◆ **SOURCE MATERIAL**:

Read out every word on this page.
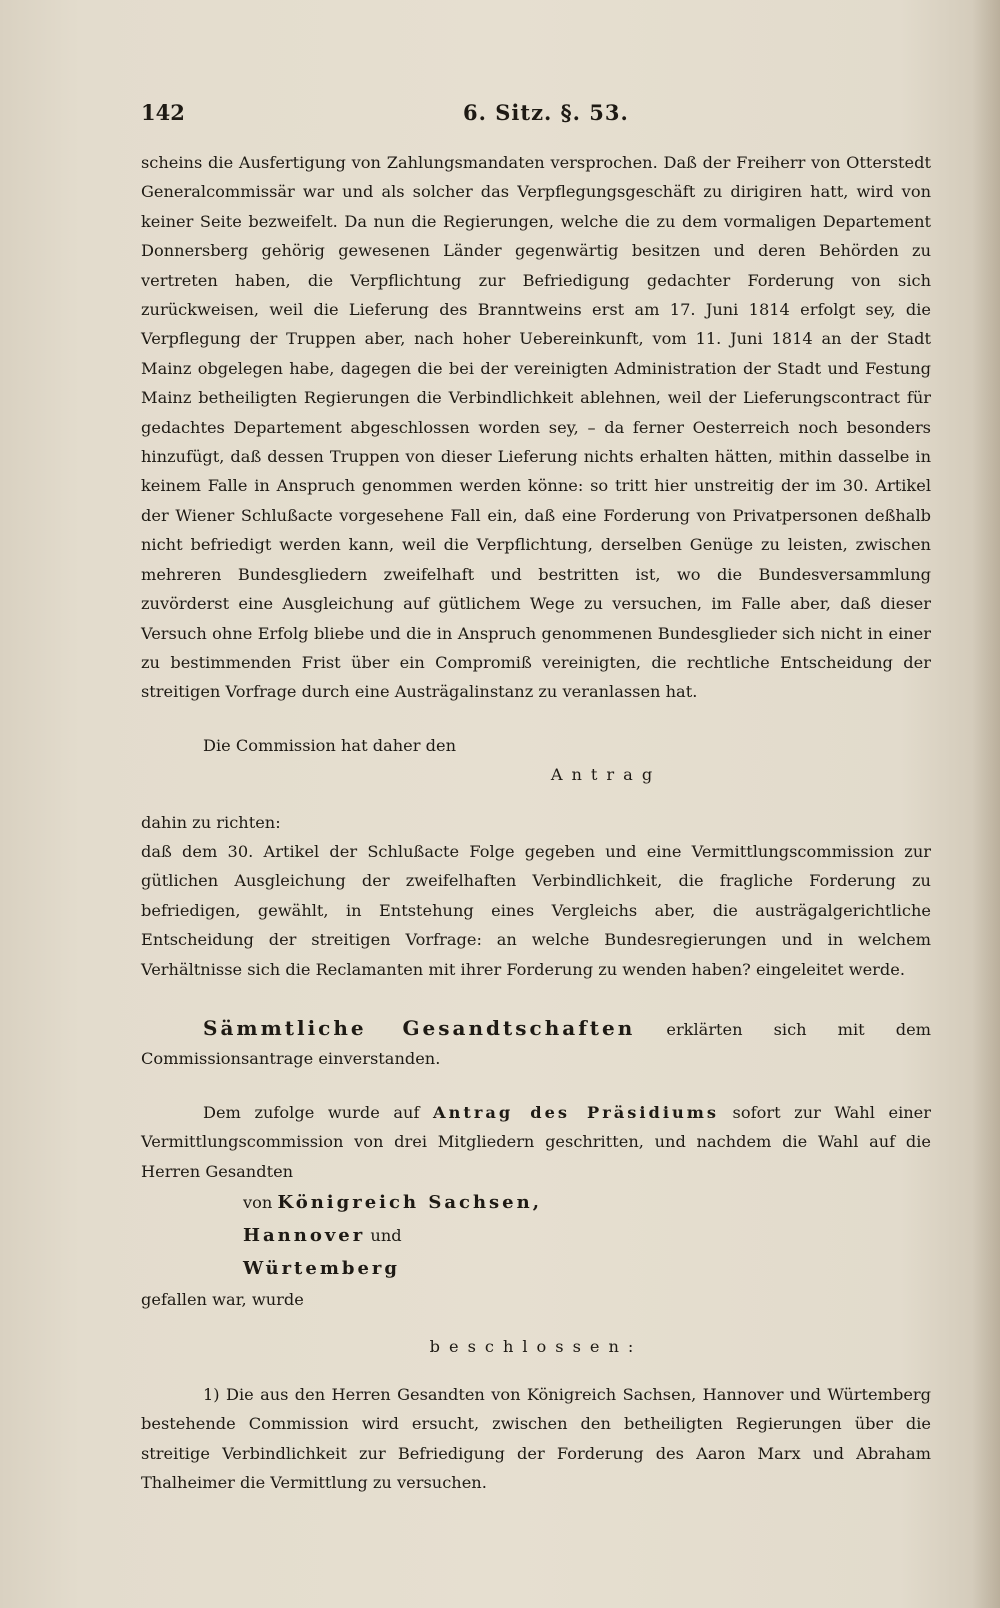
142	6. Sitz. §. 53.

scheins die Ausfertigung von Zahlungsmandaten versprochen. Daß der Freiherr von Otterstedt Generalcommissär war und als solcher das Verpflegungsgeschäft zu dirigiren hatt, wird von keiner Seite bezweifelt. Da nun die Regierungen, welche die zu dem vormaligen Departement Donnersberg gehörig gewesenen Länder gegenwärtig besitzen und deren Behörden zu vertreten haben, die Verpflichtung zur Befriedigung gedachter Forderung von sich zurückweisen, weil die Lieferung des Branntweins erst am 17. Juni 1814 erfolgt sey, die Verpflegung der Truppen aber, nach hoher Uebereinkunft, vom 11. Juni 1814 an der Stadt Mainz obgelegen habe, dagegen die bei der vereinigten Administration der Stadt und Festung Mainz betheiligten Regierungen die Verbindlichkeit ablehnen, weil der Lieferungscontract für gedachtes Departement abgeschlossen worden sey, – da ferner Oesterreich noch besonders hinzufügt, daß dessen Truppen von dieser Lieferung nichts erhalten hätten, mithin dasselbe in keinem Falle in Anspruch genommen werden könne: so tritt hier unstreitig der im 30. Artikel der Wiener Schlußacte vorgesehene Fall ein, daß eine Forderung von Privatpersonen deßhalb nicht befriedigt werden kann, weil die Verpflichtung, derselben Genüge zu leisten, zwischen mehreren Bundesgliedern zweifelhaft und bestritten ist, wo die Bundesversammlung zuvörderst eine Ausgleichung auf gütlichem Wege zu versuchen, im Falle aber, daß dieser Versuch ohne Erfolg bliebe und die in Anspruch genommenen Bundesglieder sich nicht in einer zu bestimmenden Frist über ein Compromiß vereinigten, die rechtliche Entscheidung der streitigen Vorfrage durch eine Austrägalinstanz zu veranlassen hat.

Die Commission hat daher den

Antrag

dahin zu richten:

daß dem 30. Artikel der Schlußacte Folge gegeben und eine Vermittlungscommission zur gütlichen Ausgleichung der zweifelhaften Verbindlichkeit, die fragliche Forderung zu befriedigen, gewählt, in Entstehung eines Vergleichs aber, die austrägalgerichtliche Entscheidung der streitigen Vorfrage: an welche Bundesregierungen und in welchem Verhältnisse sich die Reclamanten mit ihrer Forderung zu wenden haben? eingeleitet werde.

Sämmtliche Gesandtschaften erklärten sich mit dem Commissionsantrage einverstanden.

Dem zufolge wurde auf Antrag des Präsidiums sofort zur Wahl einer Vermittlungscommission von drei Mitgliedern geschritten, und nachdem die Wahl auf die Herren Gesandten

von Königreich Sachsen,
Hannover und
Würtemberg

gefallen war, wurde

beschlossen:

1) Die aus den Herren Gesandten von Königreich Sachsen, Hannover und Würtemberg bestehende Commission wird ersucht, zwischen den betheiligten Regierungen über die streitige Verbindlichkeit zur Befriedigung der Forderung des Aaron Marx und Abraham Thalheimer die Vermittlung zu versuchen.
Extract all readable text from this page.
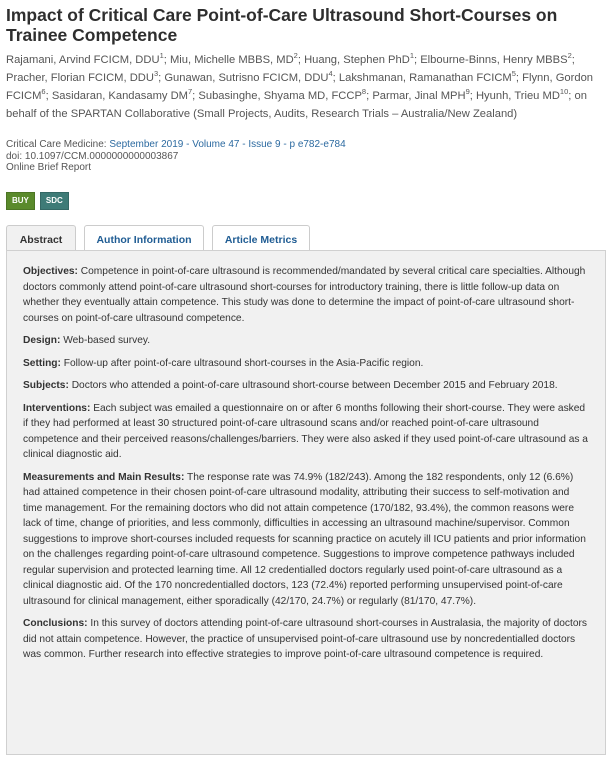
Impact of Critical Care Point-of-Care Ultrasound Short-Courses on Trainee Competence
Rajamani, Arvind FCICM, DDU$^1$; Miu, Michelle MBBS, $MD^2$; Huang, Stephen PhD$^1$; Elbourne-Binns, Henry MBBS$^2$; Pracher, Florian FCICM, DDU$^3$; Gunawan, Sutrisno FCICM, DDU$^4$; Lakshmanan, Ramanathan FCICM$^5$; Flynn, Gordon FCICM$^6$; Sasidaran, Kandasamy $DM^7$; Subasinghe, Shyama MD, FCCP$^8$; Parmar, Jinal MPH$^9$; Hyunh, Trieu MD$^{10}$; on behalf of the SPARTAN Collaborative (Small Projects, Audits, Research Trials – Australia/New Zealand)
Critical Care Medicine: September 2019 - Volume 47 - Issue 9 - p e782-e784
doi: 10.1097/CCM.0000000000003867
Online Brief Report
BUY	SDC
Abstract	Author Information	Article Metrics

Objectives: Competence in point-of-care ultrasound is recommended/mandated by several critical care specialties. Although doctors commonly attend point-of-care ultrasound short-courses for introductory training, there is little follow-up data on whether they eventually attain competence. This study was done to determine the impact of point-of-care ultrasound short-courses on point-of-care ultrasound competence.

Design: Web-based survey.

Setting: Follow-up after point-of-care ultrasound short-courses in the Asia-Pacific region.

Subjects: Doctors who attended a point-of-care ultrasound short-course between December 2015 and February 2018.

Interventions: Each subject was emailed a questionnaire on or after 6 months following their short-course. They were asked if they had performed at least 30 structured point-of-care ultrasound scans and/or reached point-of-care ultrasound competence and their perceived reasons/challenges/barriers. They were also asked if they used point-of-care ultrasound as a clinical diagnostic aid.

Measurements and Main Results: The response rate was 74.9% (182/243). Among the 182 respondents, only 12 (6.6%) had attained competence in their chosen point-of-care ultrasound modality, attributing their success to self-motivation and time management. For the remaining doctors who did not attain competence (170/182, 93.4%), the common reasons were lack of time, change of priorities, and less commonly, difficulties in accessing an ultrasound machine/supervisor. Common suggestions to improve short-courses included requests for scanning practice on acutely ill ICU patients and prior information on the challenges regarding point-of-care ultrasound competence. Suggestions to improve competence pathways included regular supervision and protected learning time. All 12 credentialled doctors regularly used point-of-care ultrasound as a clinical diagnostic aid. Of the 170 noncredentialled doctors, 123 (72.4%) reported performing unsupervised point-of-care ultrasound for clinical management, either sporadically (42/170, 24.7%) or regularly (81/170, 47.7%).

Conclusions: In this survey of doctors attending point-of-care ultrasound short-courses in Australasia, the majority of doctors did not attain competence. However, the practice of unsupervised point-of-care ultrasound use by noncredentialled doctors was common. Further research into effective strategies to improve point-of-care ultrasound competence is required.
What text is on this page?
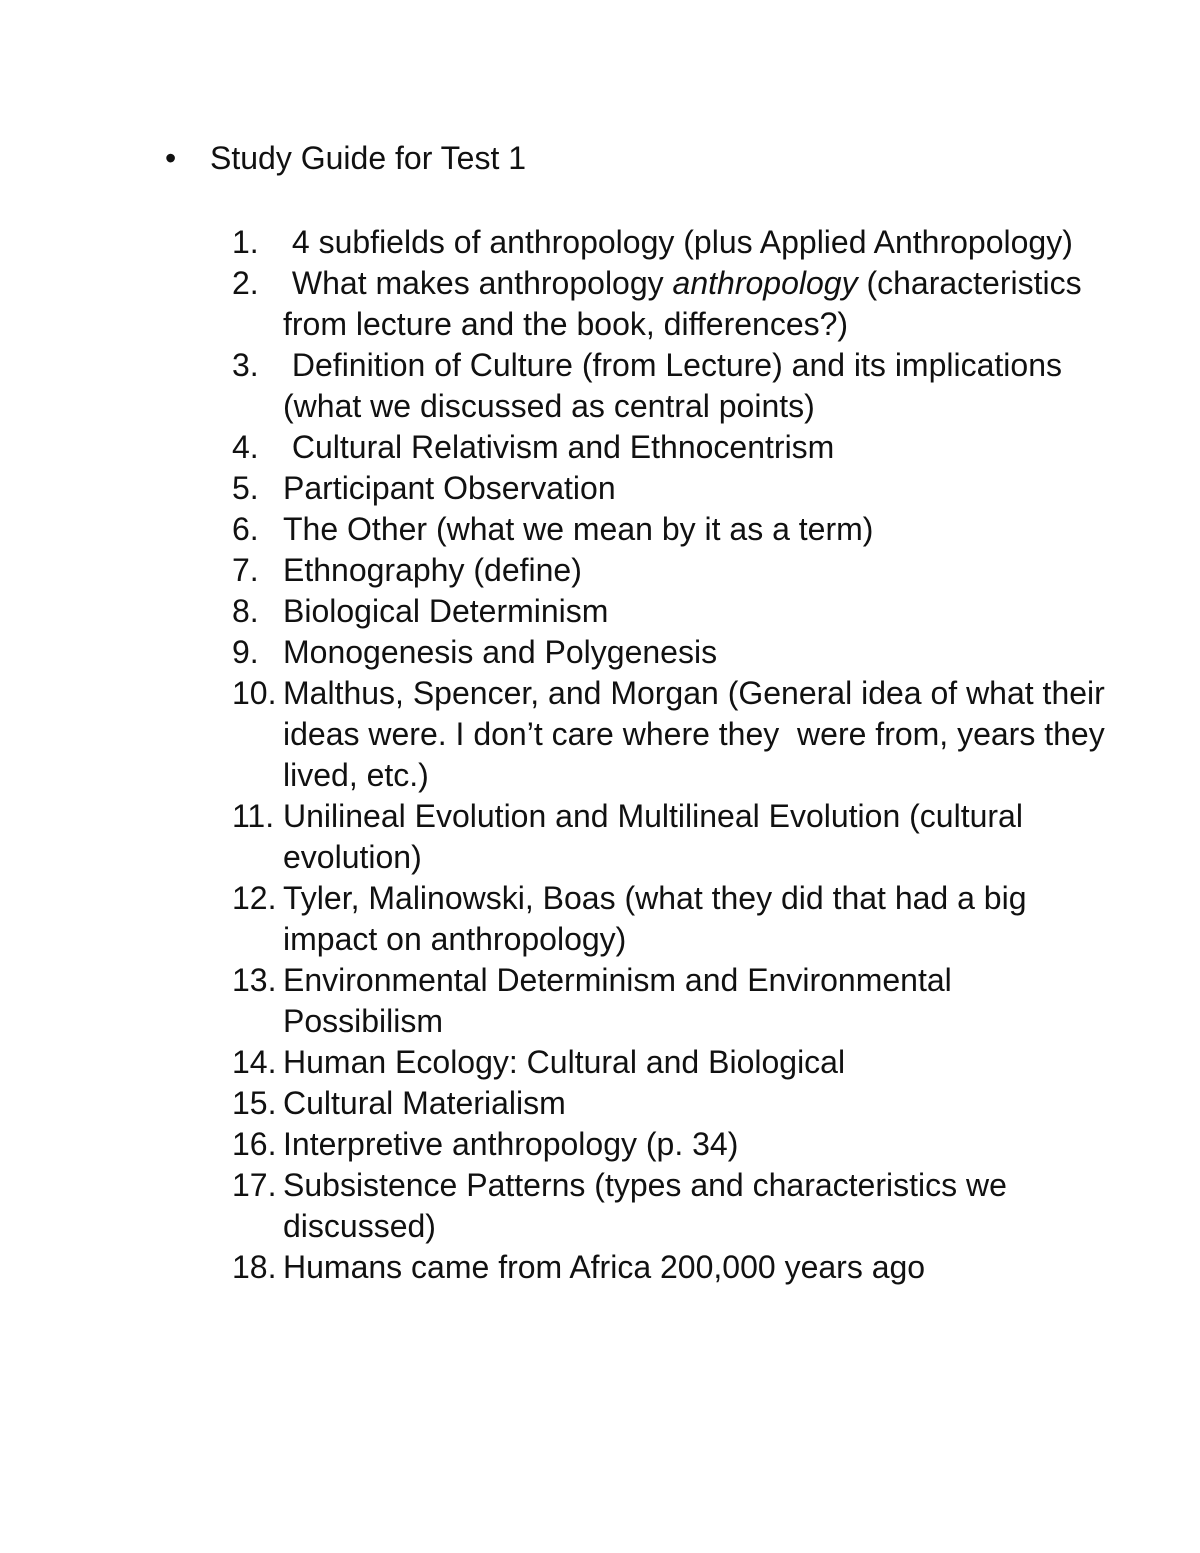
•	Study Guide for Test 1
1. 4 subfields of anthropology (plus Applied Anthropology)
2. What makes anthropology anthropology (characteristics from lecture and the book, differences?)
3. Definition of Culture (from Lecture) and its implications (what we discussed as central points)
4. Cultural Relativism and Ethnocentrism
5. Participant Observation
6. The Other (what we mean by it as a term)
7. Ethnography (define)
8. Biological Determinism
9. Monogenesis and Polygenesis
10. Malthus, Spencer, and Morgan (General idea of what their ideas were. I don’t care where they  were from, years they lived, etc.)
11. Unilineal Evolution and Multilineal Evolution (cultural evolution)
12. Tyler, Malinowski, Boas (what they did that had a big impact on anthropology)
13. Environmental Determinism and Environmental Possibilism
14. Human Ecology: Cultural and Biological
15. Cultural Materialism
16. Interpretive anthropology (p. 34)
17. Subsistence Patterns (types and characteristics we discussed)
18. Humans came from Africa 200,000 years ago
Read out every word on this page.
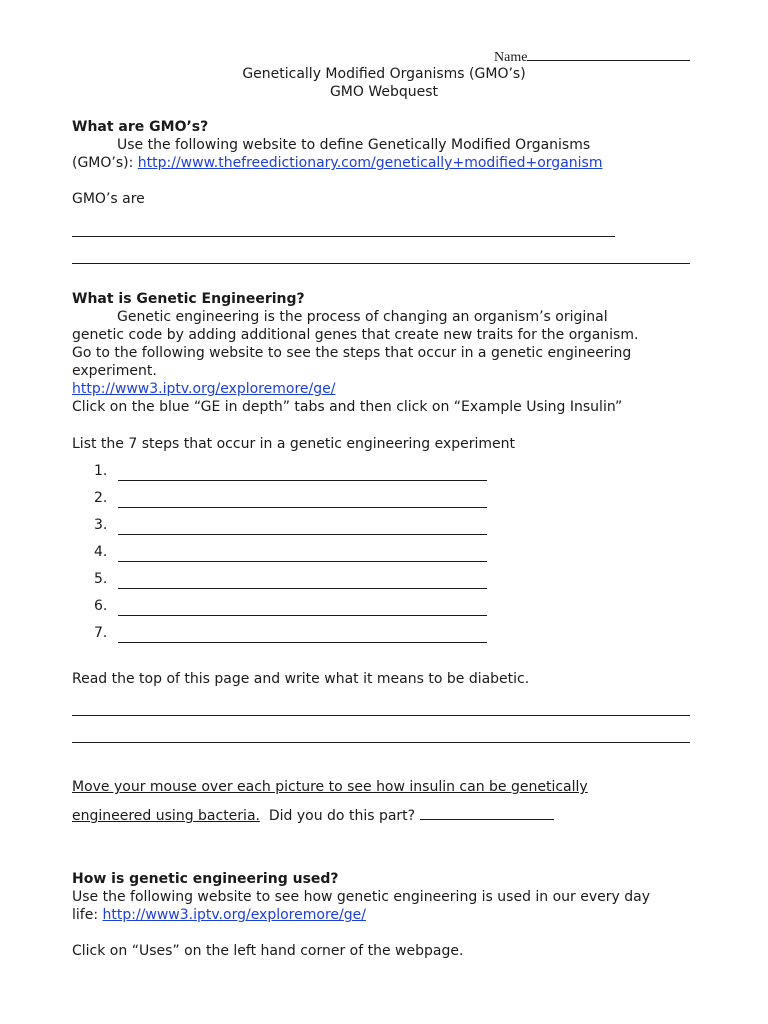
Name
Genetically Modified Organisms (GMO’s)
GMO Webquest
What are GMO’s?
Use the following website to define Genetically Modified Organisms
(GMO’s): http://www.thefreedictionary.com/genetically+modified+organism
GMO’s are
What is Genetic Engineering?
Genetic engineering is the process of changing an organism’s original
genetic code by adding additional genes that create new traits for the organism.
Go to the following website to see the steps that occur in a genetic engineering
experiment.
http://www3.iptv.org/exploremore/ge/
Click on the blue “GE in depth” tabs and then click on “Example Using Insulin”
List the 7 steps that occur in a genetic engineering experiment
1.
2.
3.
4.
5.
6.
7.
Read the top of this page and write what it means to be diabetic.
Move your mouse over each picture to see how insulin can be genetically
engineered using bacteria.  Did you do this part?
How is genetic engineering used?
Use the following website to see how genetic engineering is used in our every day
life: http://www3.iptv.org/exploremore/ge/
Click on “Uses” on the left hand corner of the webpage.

◆ **PROBLEM STATEMENT**:
Your reply should be the entries above, repeated exactly and free of pictures.

◆ **EXERCISE RESULT**:
Read out every word on this page.
142	6. Sitz. §. 53.

scheins die Ausfertigung von Zahlungsmandaten versprochen. Daß der Freiherr von Otterstedt Generalcommissär war und als solcher das Verpflegungsgeschäft zu dirigiren hatt, wird von keiner Seite bezweifelt. Da nun die Regierungen, welche die zu dem vormaligen Departement Donnersberg gehörig gewesenen Länder gegenwärtig besitzen und deren Behörden zu vertreten haben, die Verpflichtung zur Befriedigung gedachter Forderung von sich zurückweisen, weil die Lieferung des Branntweins erst am 17. Juni 1814 erfolgt sey, die Verpflegung der Truppen aber, nach hoher Uebereinkunft, vom 11. Juni 1814 an der Stadt Mainz obgelegen habe, dagegen die bei der vereinigten Administration der Stadt und Festung Mainz betheiligten Regierungen die Verbindlichkeit ablehnen, weil der Lieferungscontract für gedachtes Departement abgeschlossen worden sey, – da ferner Oesterreich noch besonders hinzufügt, daß dessen Truppen von dieser Lieferung nichts erhalten hätten, mithin dasselbe in keinem Falle in Anspruch genommen werden könne: so tritt hier unstreitig der im 30. Artikel der Wiener Schlußacte vorgesehene Fall ein, daß eine Forderung von Privatpersonen deßhalb nicht befriedigt werden kann, weil die Verpflichtung, derselben Genüge zu leisten, zwischen mehreren Bundesgliedern zweifelhaft und bestritten ist, wo die Bundesversammlung zuvörderst eine Ausgleichung auf gütlichem Wege zu versuchen, im Falle aber, daß dieser Versuch ohne Erfolg bliebe und die in Anspruch genommenen Bundesglieder sich nicht in einer zu bestimmenden Frist über ein Compromiß vereinigten, die rechtliche Entscheidung der streitigen Vorfrage durch eine Austrägalinstanz zu veranlassen hat.

Die Commission hat daher den

Antrag

dahin zu richten:

daß dem 30. Artikel der Schlußacte Folge gegeben und eine Vermittlungscommission zur gütlichen Ausgleichung der zweifelhaften Verbindlichkeit, die fragliche Forderung zu befriedigen, gewählt, in Entstehung eines Vergleichs aber, die austrägalgerichtliche Entscheidung der streitigen Vorfrage: an welche Bundesregierungen und in welchem Verhältnisse sich die Reclamanten mit ihrer Forderung zu wenden haben? eingeleitet werde.

Sämmtliche Gesandtschaften erklärten sich mit dem Commissionsantrage einverstanden.

Dem zufolge wurde auf Antrag des Präsidiums sofort zur Wahl einer Vermittlungscommission von drei Mitgliedern geschritten, und nachdem die Wahl auf die Herren Gesandten

von Königreich Sachsen,
Hannover und
Würtemberg

gefallen war, wurde

beschlossen:

1) Die aus den Herren Gesandten von Königreich Sachsen, Hannover und Würtemberg bestehende Commission wird ersucht, zwischen den betheiligten Regierungen über die streitige Verbindlichkeit zur Befriedigung der Forderung des Aaron Marx und Abraham Thalheimer die Vermittlung zu versuchen.
Extract all readable text from this page.
Impact of Critical Care Point-of-Care Ultrasound Short-Courses on Trainee Competence
Rajamani, Arvind FCICM, DDU$^1$; Miu, Michelle MBBS, $MD^2$; Huang, Stephen PhD$^1$; Elbourne-Binns, Henry MBBS$^2$; Pracher, Florian FCICM, DDU$^3$; Gunawan, Sutrisno FCICM, DDU$^4$; Lakshmanan, Ramanathan FCICM$^5$; Flynn, Gordon FCICM$^6$; Sasidaran, Kandasamy $DM^7$; Subasinghe, Shyama MD, FCCP$^8$; Parmar, Jinal MPH$^9$; Hyunh, Trieu MD$^{10}$; on behalf of the SPARTAN Collaborative (Small Projects, Audits, Research Trials – Australia/New Zealand)
Critical Care Medicine: September 2019 - Volume 47 - Issue 9 - p e782-e784
doi: 10.1097/CCM.0000000000003867
Online Brief Report
BUY	SDC
Abstract	Author Information	Article Metrics

Objectives: Competence in point-of-care ultrasound is recommended/mandated by several critical care specialties. Although doctors commonly attend point-of-care ultrasound short-courses for introductory training, there is little follow-up data on whether they eventually attain competence. This study was done to determine the impact of point-of-care ultrasound short-courses on point-of-care ultrasound competence.

Design: Web-based survey.

Setting: Follow-up after point-of-care ultrasound short-courses in the Asia-Pacific region.

Subjects: Doctors who attended a point-of-care ultrasound short-course between December 2015 and February 2018.

Interventions: Each subject was emailed a questionnaire on or after 6 months following their short-course. They were asked if they had performed at least 30 structured point-of-care ultrasound scans and/or reached point-of-care ultrasound competence and their perceived reasons/challenges/barriers. They were also asked if they used point-of-care ultrasound as a clinical diagnostic aid.

Measurements and Main Results: The response rate was 74.9% (182/243). Among the 182 respondents, only 12 (6.6%) had attained competence in their chosen point-of-care ultrasound modality, attributing their success to self-motivation and time management. For the remaining doctors who did not attain competence (170/182, 93.4%), the common reasons were lack of time, change of priorities, and less commonly, difficulties in accessing an ultrasound machine/supervisor. Common suggestions to improve short-courses included requests for scanning practice on acutely ill ICU patients and prior information on the challenges regarding point-of-care ultrasound competence. Suggestions to improve competence pathways included regular supervision and protected learning time. All 12 credentialled doctors regularly used point-of-care ultrasound as a clinical diagnostic aid. Of the 170 noncredentialled doctors, 123 (72.4%) reported performing unsupervised point-of-care ultrasound for clinical management, either sporadically (42/170, 24.7%) or regularly (81/170, 47.7%).

Conclusions: In this survey of doctors attending point-of-care ultrasound short-courses in Australasia, the majority of doctors did not attain competence. However, the practice of unsupervised point-of-care ultrasound use by noncredentialled doctors was common. Further research into effective strategies to improve point-of-care ultrasound competence is required.
What text is on this page?
•	Study Guide for Test 1
1. 4 subfields of anthropology (plus Applied Anthropology)
2. What makes anthropology anthropology (characteristics from lecture and the book, differences?)
3. Definition of Culture (from Lecture) and its implications (what we discussed as central points)
4. Cultural Relativism and Ethnocentrism
5. Participant Observation
6. The Other (what we mean by it as a term)
7. Ethnography (define)
8. Biological Determinism
9. Monogenesis and Polygenesis
10. Malthus, Spencer, and Morgan (General idea of what their ideas were. I don’t care where they  were from, years they lived, etc.)
11. Unilineal Evolution and Multilineal Evolution (cultural evolution)
12. Tyler, Malinowski, Boas (what they did that had a big impact on anthropology)
13. Environmental Determinism and Environmental Possibilism
14. Human Ecology: Cultural and Biological
15. Cultural Materialism
16. Interpretive anthropology (p. 34)
17. Subsistence Patterns (types and characteristics we discussed)
18. Humans came from Africa 200,000 years ago
Read out every word on this page.
Name
Genetically Modified Organisms (GMO’s)
GMO Webquest
What are GMO’s?
Use the following website to define Genetically Modified Organisms
(GMO’s): http://www.thefreedictionary.com/genetically+modified+organism
GMO’s are
What is Genetic Engineering?
Genetic engineering is the process of changing an organism’s original
genetic code by adding additional genes that create new traits for the organism.
Go to the following website to see the steps that occur in a genetic engineering
experiment.
http://www3.iptv.org/exploremore/ge/
Click on the blue “GE in depth” tabs and then click on “Example Using Insulin”
List the 7 steps that occur in a genetic engineering experiment
1.
2.
3.
4.
5.
6.
7.
Read the top of this page and write what it means to be diabetic.
Move your mouse over each picture to see how insulin can be genetically
engineered using bacteria.  Did you do this part?
How is genetic engineering used?
Use the following website to see how genetic engineering is used in our every day
life: http://www3.iptv.org/exploremore/ge/
Click on “Uses” on the left hand corner of the webpage.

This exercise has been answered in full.